_EXERCISE AIM:_
Reproduce the listing below verbatim.

_SUPPLIED MATERIAL:_
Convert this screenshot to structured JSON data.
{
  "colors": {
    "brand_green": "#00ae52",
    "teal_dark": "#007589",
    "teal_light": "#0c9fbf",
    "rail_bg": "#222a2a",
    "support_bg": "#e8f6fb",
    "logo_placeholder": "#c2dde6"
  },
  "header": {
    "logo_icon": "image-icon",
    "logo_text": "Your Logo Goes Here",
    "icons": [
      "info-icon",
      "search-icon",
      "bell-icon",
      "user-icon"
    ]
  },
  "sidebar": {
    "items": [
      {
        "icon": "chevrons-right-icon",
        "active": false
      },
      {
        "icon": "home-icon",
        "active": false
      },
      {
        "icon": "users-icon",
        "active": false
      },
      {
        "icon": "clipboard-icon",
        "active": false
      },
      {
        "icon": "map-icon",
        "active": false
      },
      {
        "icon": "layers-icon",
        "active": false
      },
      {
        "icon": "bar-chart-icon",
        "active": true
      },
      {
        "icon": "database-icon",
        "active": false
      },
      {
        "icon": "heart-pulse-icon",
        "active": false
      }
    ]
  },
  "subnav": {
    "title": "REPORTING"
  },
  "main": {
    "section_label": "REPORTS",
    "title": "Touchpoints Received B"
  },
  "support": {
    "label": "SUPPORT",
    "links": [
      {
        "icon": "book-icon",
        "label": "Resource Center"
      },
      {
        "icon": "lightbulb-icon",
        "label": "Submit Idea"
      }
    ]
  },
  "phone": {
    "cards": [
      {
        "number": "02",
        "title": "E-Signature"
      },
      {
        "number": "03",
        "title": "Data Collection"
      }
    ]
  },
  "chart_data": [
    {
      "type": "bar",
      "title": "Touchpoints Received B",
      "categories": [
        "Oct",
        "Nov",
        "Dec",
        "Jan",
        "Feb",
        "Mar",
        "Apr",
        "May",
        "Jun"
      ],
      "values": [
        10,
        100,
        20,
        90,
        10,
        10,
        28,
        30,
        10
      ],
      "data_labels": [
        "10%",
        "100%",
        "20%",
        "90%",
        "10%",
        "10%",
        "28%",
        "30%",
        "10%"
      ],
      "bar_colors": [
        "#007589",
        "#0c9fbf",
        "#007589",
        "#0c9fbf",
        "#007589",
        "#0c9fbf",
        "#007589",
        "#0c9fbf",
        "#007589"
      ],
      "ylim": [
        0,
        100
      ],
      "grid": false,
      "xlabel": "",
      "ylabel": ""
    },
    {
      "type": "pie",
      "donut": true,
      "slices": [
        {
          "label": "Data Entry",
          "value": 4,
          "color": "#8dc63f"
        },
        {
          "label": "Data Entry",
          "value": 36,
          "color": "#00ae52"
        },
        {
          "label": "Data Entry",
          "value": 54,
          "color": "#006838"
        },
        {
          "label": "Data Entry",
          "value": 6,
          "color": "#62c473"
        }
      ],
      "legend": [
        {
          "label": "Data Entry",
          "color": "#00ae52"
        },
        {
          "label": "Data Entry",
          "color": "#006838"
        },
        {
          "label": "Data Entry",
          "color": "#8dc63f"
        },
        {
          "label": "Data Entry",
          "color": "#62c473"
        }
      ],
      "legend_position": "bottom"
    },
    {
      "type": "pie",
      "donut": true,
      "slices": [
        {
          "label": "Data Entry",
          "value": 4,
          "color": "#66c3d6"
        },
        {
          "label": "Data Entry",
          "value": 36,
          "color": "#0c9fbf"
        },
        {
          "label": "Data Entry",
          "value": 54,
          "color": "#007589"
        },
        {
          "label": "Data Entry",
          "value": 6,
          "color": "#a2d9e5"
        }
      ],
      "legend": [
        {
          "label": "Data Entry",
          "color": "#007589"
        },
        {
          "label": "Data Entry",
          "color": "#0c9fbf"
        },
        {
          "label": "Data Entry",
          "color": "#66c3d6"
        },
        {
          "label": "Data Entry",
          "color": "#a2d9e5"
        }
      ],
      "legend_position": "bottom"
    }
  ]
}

_EXERCISE ANSWER:_
Convert this screenshot to structured JSON data.
{
  "colors": {
    "brand_green": "#00ae52",
    "teal_dark": "#007589",
    "teal_light": "#0c9fbf",
    "rail_bg": "#222a2a",
    "support_bg": "#e8f6fb",
    "logo_placeholder": "#c2dde6"
  },
  "header": {
    "logo_icon": "image-icon",
    "logo_text": "Your Logo Goes Here",
    "icons": [
      "info-icon",
      "search-icon",
      "bell-icon",
      "user-icon"
    ]
  },
  "sidebar": {
    "items": [
      {
        "icon": "chevrons-right-icon",
        "active": false
      },
      {
        "icon": "home-icon",
        "active": false
      },
      {
        "icon": "users-icon",
        "active": false
      },
      {
        "icon": "clipboard-icon",
        "active": false
      },
      {
        "icon": "map-icon",
        "active": false
      },
      {
        "icon": "layers-icon",
        "active": false
      },
      {
        "icon": "bar-chart-icon",
        "active": true
      },
      {
        "icon": "database-icon",
        "active": false
      },
      {
        "icon": "heart-pulse-icon",
        "active": false
      }
    ]
  },
  "subnav": {
    "title": "REPORTING"
  },
  "main": {
    "section_label": "REPORTS",
    "title": "Touchpoints Received B"
  },
  "support": {
    "label": "SUPPORT",
    "links": [
      {
        "icon": "book-icon",
        "label": "Resource Center"
      },
      {
        "icon": "lightbulb-icon",
        "label": "Submit Idea"
      }
    ]
  },
  "phone": {
    "cards": [
      {
        "number": "02",
        "title": "E-Signature"
      },
      {
        "number": "03",
        "title": "Data Collection"
      }
    ]
  },
  "chart_data": [
    {
      "type": "bar",
      "title": "Touchpoints Received B",
      "categories": [
        "Oct",
        "Nov",
        "Dec",
        "Jan",
        "Feb",
        "Mar",
        "Apr",
        "May",
        "Jun"
      ],
      "values": [
        10,
        100,
        20,
        90,
        10,
        10,
        28,
        30,
        10
      ],
      "data_labels": [
        "10%",
        "100%",
        "20%",
        "90%",
        "10%",
        "10%",
        "28%",
        "30%",
        "10%"
      ],
      "bar_colors": [
        "#007589",
        "#0c9fbf",
        "#007589",
        "#0c9fbf",
        "#007589",
        "#0c9fbf",
        "#007589",
        "#0c9fbf",
        "#007589"
      ],
      "ylim": [
        0,
        100
      ],
      "grid": false,
      "xlabel": "",
      "ylabel": ""
    },
    {
      "type": "pie",
      "donut": true,
      "slices": [
        {
          "label": "Data Entry",
          "value": 4,
          "color": "#8dc63f"
        },
        {
          "label": "Data Entry",
          "value": 36,
          "color": "#00ae52"
        },
        {
          "label": "Data Entry",
          "value": 54,
          "color": "#006838"
        },
        {
          "label": "Data Entry",
          "value": 6,
          "color": "#62c473"
        }
      ],
      "legend": [
        {
          "label": "Data Entry",
          "color": "#00ae52"
        },
        {
          "label": "Data Entry",
          "color": "#006838"
        },
        {
          "label": "Data Entry",
          "color": "#8dc63f"
        },
        {
          "label": "Data Entry",
          "color": "#62c473"
        }
      ],
      "legend_position": "bottom"
    },
    {
      "type": "pie",
      "donut": true,
      "slices": [
        {
          "label": "Data Entry",
          "value": 4,
          "color": "#66c3d6"
        },
        {
          "label": "Data Entry",
          "value": 36,
          "color": "#0c9fbf"
        },
        {
          "label": "Data Entry",
          "value": 54,
          "color": "#007589"
        },
        {
          "label": "Data Entry",
          "value": 6,
          "color": "#a2d9e5"
        }
      ],
      "legend": [
        {
          "label": "Data Entry",
          "color": "#007589"
        },
        {
          "label": "Data Entry",
          "color": "#0c9fbf"
        },
        {
          "label": "Data Entry",
          "color": "#66c3d6"
        },
        {
          "label": "Data Entry",
          "color": "#a2d9e5"
        }
      ],
      "legend_position": "bottom"
    }
  ]
}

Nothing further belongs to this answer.